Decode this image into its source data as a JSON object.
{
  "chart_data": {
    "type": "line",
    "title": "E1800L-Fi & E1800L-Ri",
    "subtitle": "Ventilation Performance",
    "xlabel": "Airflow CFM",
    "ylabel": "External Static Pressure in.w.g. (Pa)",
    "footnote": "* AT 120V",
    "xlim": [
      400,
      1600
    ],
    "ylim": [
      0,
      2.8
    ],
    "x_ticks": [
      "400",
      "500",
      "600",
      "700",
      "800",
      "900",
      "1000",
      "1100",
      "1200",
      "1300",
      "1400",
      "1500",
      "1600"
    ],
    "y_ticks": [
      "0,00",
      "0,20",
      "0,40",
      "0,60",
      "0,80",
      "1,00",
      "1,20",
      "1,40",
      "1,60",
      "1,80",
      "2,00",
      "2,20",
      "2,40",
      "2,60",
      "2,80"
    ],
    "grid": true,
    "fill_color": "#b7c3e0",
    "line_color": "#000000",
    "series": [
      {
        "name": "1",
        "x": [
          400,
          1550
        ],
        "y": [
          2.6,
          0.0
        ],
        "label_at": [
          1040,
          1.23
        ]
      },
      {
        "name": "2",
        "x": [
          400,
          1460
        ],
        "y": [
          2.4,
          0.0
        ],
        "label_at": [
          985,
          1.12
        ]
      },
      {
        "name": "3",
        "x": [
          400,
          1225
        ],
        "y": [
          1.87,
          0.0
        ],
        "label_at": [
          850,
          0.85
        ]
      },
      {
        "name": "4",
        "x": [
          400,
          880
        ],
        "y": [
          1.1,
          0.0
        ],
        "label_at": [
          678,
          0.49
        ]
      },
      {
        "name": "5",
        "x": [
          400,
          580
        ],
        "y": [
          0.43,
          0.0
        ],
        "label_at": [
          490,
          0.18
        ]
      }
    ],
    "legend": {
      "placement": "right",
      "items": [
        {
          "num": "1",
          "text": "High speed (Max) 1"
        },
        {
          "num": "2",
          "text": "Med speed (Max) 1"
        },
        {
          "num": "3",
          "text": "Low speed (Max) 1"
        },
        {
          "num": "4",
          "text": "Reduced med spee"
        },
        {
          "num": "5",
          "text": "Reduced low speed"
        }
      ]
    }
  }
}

──────────

Instructions to follow: Show every line above in which the word "text" occurs.

Result of this exercise:
          "text": "High speed (Max) 1"
          "text": "Med speed (Max) 1"
          "text": "Low speed (Max) 1"
          "text": "Reduced med spee"
          "text": "Reduced low speed"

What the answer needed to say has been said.